Challenge:
Check each line of the records below and collect those that include the word "норм".

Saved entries
*-*-*

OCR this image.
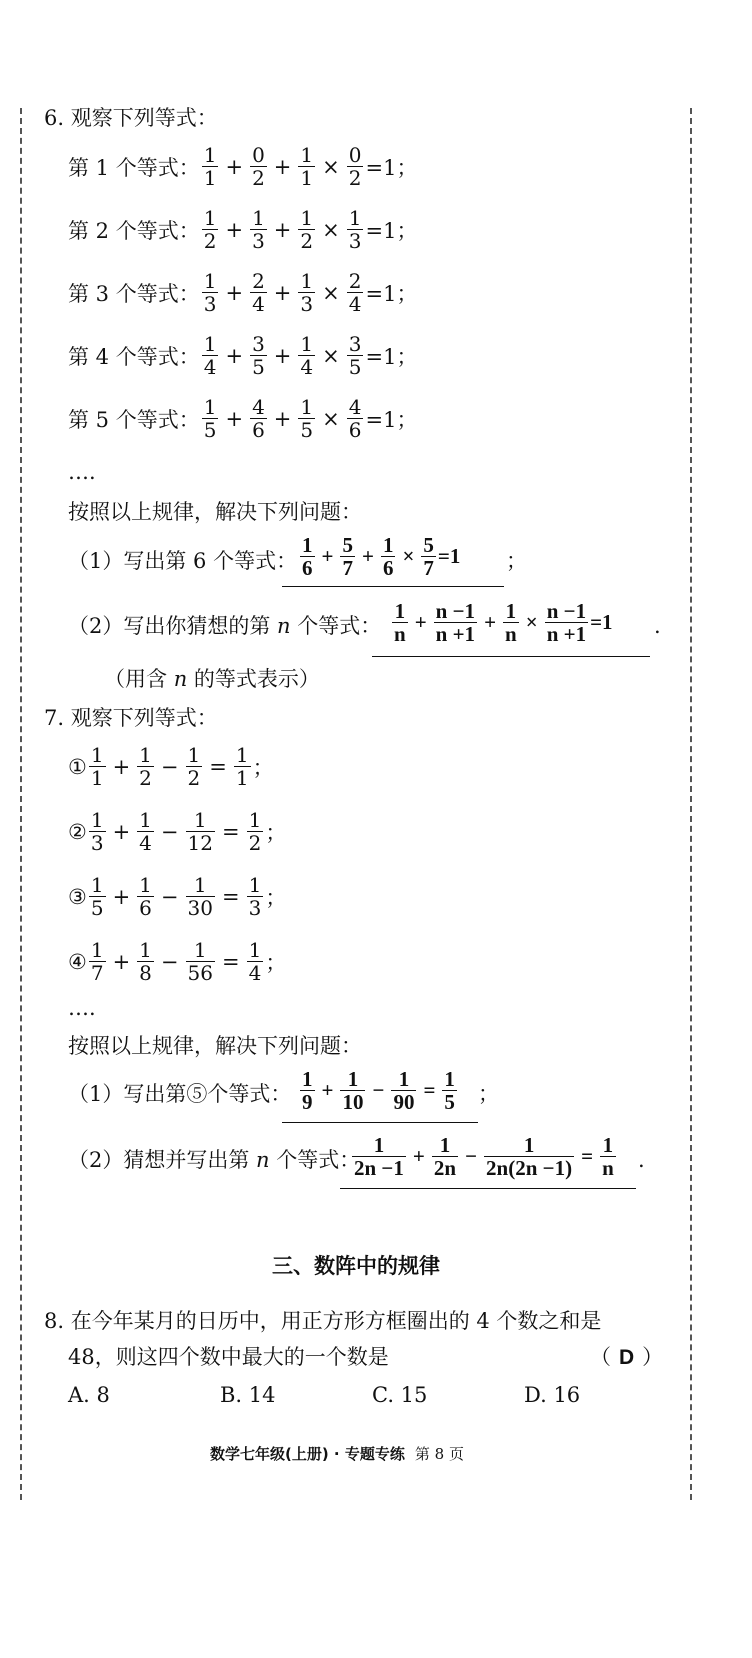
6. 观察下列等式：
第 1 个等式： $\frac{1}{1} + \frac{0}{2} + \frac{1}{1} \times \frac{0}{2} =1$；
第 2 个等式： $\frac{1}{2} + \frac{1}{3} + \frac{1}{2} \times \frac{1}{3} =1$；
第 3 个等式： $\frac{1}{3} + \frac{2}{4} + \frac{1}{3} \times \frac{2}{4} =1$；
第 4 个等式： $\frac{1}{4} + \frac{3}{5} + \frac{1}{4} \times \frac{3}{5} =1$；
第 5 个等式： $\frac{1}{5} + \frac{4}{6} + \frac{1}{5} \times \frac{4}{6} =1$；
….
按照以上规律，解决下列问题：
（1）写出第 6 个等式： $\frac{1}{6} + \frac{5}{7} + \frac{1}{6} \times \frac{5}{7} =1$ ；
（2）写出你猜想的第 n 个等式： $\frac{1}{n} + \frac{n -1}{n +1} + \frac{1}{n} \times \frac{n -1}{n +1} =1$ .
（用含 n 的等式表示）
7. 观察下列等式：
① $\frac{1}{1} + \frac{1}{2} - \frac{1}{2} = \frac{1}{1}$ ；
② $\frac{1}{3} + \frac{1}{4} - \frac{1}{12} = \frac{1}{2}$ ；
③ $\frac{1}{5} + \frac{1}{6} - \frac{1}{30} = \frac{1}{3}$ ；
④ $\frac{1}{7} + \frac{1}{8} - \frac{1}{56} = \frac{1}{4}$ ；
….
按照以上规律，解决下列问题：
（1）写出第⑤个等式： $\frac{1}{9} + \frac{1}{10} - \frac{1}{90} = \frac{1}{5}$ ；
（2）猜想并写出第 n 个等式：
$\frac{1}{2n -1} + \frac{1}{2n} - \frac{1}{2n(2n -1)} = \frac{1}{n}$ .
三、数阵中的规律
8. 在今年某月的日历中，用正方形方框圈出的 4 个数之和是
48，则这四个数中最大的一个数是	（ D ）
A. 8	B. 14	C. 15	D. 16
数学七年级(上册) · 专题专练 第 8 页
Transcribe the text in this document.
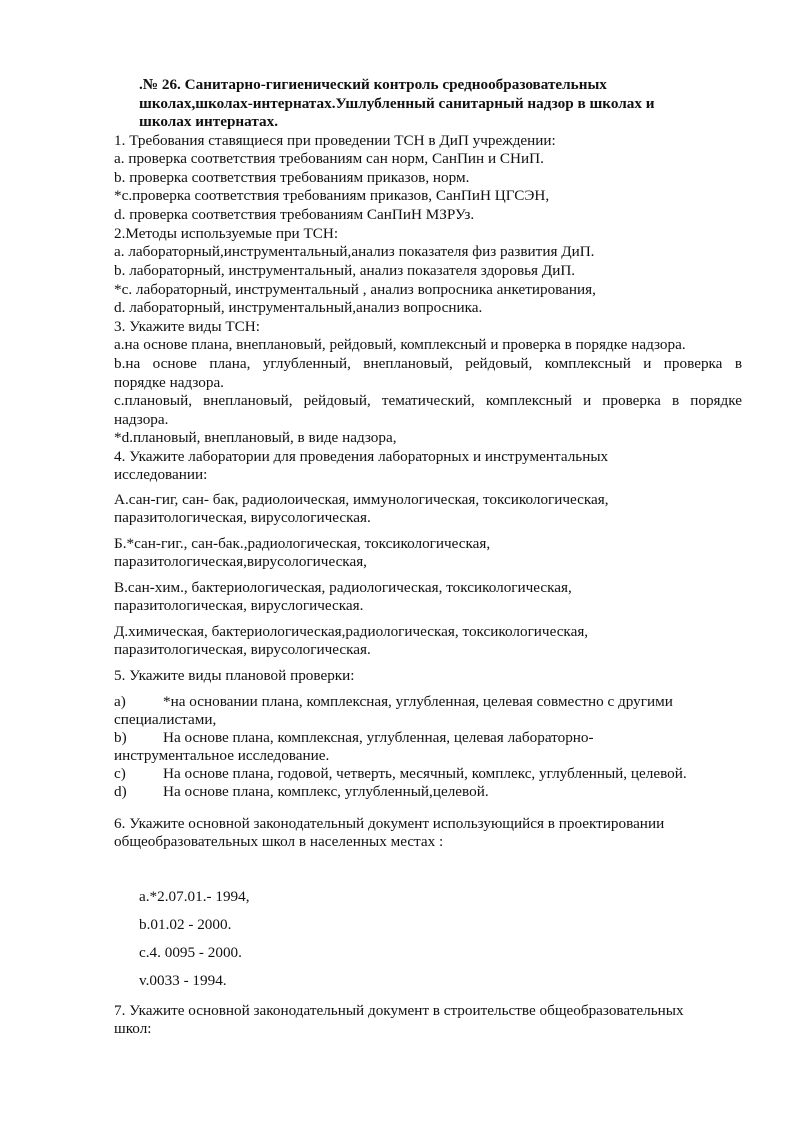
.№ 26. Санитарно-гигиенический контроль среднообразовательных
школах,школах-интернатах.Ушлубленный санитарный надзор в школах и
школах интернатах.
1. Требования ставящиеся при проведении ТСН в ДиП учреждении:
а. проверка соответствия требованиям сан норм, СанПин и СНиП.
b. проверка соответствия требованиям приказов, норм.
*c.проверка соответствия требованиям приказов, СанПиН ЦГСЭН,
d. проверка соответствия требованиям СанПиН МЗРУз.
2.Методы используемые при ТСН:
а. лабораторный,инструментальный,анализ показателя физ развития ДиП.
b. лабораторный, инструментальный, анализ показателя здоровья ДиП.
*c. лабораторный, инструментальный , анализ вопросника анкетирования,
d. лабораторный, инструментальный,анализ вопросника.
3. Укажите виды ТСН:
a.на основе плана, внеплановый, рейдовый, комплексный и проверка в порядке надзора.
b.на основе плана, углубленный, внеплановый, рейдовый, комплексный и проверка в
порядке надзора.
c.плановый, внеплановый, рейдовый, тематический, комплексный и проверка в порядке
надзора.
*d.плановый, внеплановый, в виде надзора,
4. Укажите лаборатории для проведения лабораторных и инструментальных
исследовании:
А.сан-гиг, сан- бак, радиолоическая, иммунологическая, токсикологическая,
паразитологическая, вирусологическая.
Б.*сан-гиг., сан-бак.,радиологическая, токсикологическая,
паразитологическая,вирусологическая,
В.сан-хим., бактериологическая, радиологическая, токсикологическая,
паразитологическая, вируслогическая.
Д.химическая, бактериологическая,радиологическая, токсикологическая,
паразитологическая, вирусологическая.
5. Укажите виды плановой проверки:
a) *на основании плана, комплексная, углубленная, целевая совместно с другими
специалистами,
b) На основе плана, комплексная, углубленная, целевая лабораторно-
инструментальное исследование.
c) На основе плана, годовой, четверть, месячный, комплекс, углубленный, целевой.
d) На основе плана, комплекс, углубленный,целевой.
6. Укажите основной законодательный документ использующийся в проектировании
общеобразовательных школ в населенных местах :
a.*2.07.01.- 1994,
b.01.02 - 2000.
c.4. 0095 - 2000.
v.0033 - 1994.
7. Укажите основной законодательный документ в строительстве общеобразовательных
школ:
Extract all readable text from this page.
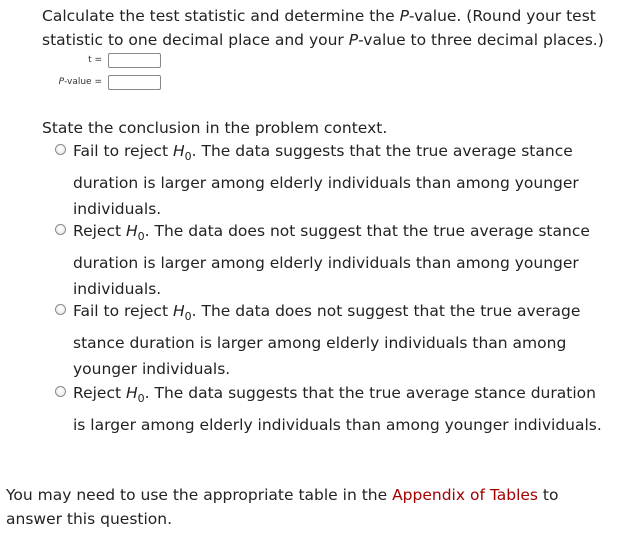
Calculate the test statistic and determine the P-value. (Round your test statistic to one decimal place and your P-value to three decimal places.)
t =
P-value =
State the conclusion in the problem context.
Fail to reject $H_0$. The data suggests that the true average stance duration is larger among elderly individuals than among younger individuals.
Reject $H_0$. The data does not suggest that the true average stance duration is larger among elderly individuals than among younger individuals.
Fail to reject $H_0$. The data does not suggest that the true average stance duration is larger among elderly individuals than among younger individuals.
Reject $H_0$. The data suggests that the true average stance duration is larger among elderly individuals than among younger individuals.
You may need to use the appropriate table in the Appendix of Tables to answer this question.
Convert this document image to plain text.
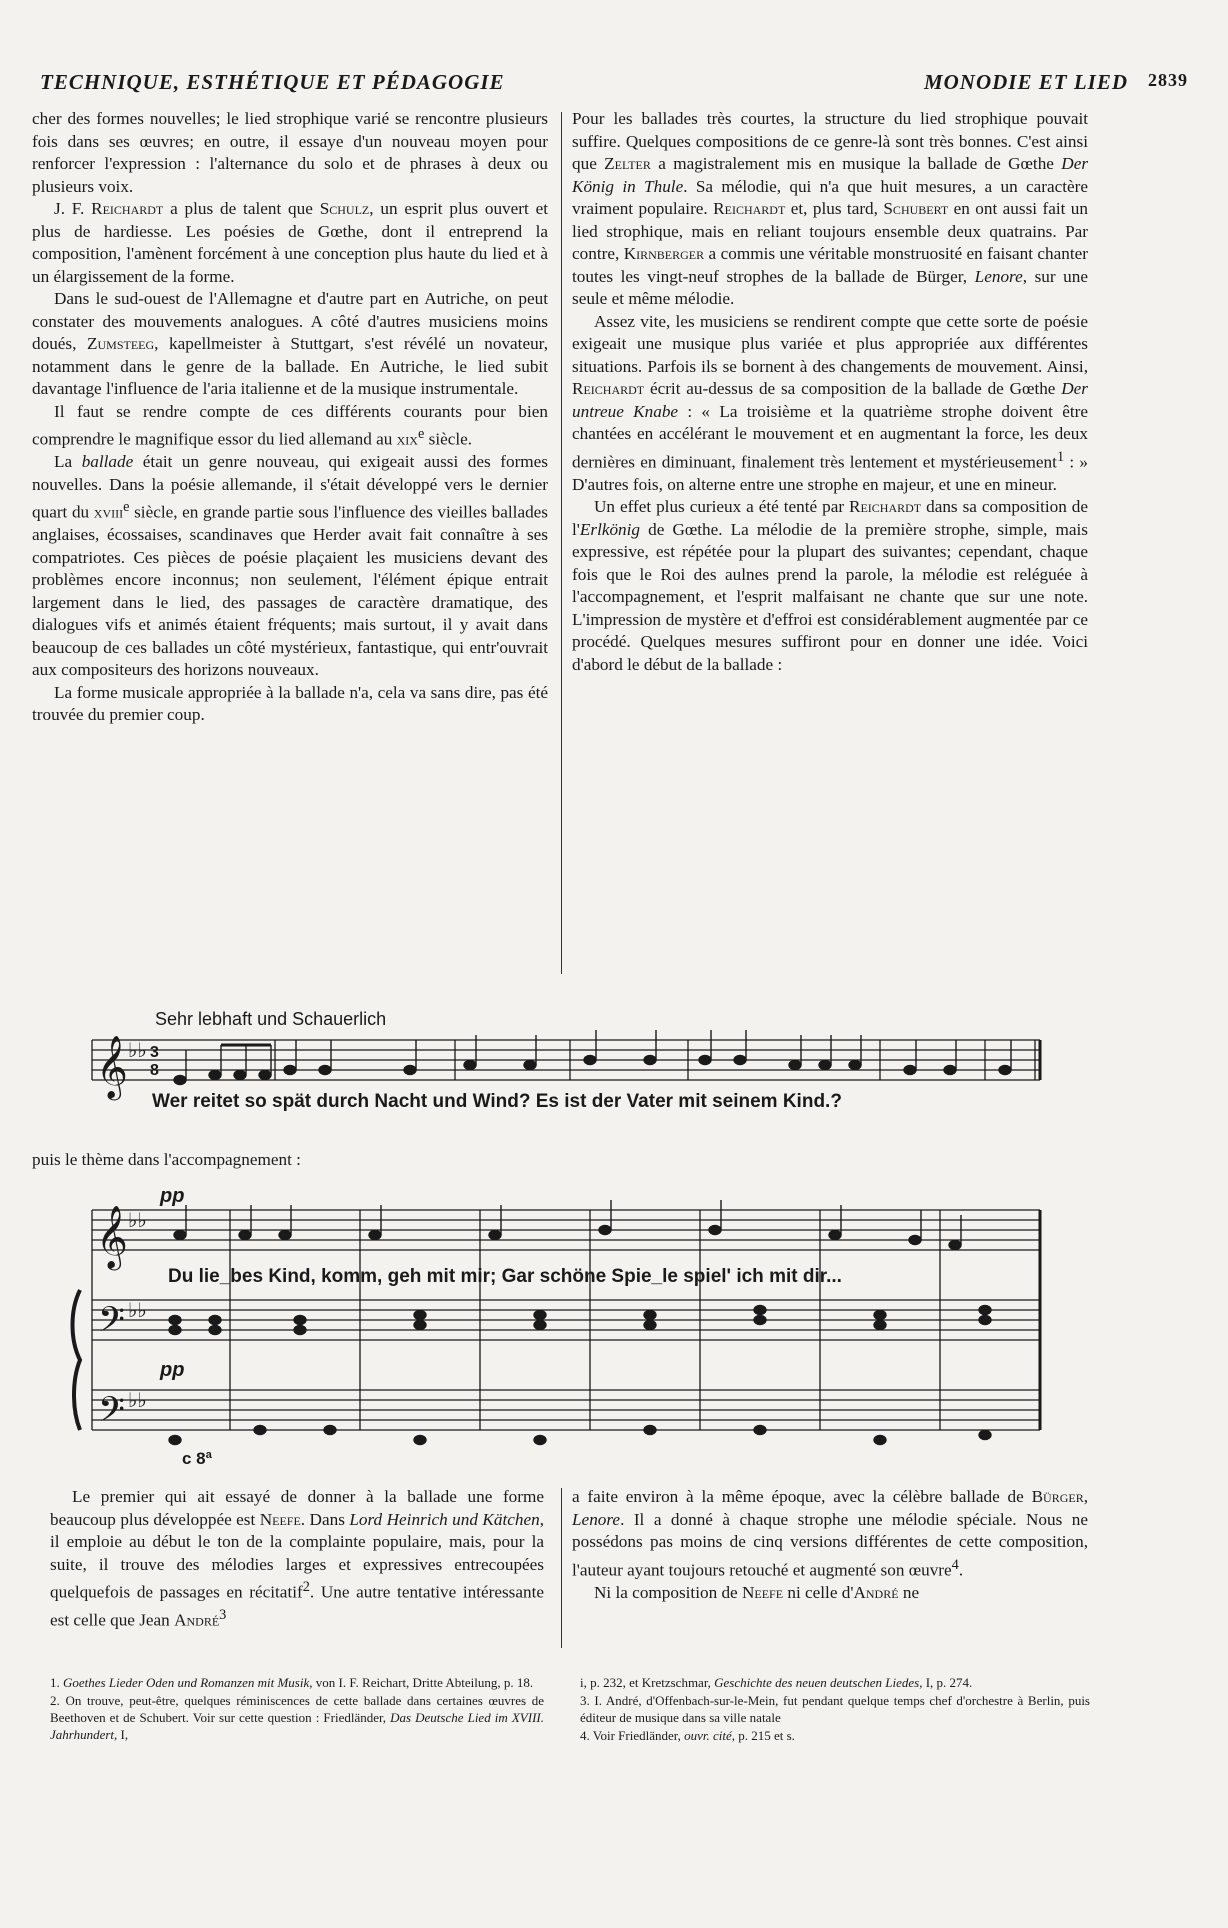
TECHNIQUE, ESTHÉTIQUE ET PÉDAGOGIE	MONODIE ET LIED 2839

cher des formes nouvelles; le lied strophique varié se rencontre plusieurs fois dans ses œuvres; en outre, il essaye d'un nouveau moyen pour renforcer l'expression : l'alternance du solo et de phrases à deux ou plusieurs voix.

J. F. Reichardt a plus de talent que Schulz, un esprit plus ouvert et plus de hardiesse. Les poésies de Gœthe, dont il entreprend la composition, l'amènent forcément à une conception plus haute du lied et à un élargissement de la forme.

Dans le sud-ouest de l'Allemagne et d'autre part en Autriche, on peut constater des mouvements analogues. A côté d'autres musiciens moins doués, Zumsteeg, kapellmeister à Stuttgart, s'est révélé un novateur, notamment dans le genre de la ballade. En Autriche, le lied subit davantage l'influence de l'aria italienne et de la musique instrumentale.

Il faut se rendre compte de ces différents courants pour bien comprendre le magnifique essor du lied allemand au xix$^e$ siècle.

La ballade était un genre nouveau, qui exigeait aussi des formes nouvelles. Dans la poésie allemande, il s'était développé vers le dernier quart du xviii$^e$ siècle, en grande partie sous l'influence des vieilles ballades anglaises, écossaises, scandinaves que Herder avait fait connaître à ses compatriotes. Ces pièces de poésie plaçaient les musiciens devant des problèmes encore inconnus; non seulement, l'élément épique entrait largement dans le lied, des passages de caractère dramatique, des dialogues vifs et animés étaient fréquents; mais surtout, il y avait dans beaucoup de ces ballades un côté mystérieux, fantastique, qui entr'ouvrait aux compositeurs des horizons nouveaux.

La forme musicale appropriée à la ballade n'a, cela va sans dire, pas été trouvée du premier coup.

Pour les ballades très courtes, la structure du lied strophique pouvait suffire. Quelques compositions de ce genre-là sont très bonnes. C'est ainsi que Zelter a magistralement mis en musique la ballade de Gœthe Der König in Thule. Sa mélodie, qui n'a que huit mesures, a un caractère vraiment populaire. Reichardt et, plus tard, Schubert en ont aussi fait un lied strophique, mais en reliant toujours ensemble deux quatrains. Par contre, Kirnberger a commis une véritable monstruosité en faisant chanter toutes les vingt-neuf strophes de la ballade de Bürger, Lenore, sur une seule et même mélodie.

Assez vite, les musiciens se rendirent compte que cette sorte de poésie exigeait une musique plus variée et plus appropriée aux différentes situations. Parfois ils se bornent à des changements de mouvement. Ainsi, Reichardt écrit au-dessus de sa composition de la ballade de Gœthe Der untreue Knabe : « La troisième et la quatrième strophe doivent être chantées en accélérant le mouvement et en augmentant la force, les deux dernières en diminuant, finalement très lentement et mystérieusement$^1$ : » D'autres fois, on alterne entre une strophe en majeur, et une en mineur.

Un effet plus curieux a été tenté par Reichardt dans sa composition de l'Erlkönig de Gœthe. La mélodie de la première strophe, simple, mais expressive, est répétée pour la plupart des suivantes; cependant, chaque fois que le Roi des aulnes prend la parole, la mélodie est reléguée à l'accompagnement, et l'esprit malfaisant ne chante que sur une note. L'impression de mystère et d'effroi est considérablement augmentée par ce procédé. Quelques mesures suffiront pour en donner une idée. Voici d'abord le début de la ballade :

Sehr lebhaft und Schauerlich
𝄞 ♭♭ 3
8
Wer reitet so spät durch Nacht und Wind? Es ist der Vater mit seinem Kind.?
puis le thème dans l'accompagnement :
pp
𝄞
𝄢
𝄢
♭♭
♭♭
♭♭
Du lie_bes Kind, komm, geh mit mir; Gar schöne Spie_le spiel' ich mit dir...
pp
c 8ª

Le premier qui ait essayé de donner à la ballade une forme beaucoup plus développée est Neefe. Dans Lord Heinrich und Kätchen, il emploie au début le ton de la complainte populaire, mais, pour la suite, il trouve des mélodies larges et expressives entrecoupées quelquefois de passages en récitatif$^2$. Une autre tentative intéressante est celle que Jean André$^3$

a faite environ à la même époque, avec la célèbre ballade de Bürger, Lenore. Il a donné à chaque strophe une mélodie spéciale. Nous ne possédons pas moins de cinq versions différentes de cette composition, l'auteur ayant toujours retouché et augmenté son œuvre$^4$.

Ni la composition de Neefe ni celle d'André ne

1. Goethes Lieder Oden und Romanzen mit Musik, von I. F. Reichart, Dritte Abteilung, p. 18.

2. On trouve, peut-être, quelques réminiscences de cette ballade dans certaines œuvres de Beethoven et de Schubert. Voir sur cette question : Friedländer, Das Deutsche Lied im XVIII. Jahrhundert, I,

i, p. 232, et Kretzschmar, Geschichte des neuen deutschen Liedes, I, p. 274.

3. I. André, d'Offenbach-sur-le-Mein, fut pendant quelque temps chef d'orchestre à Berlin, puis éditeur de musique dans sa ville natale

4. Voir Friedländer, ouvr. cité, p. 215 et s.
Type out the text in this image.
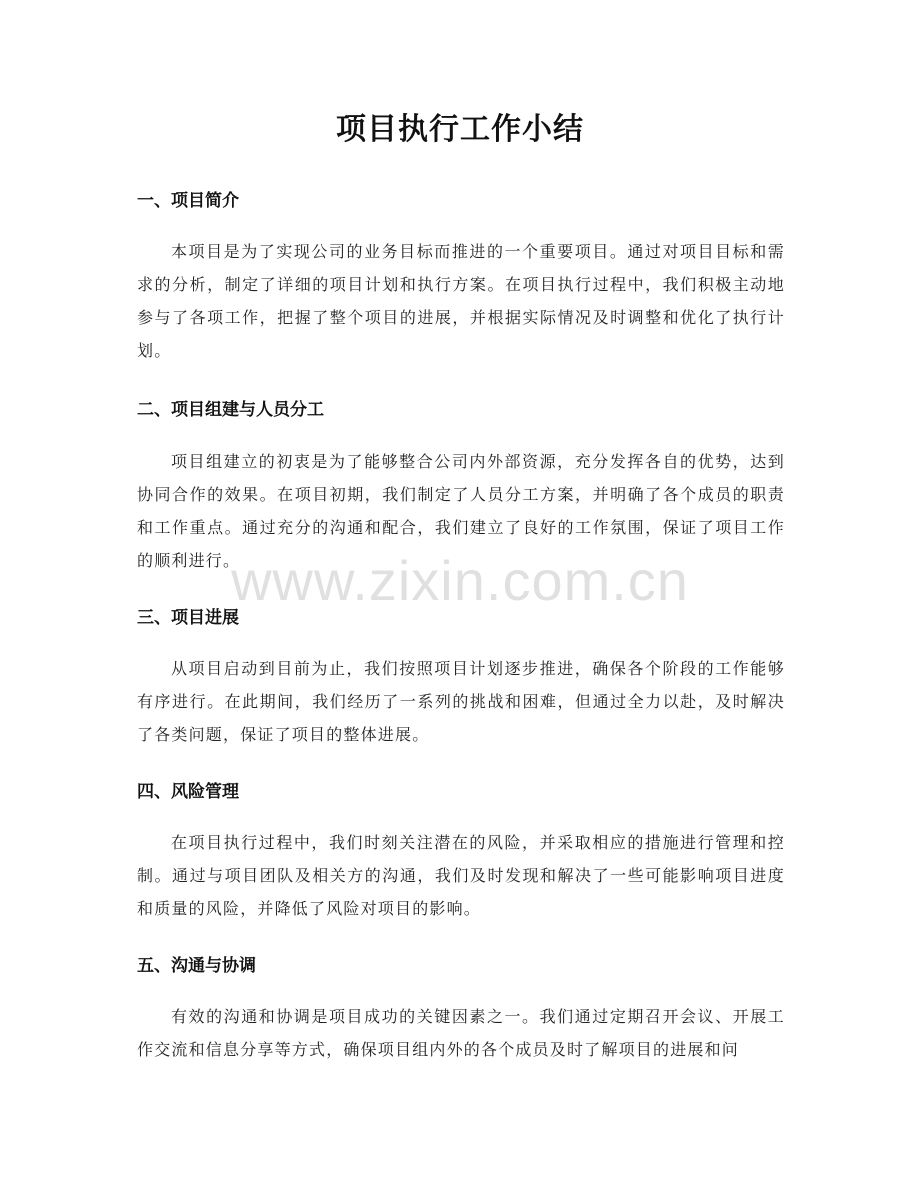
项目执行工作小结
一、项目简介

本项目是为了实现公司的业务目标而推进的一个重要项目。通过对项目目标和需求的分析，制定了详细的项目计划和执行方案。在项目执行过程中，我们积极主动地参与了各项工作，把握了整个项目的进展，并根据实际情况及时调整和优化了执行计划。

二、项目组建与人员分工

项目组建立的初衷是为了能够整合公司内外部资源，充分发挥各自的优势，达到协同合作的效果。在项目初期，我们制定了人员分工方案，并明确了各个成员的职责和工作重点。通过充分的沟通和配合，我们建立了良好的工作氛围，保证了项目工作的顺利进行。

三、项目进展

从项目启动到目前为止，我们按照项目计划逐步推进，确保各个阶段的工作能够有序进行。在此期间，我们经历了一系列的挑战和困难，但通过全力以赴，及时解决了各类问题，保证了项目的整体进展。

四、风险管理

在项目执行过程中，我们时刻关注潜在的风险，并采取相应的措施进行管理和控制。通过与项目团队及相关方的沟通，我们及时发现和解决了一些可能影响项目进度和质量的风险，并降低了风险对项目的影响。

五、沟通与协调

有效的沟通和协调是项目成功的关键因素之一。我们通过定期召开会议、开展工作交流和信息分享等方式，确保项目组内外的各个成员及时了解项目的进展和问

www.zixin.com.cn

*-*-*

Problem solution:
а. проверка соответствия требованиям сан норм, СанПин и СНиП.
b. проверка соответствия требованиям приказов, норм.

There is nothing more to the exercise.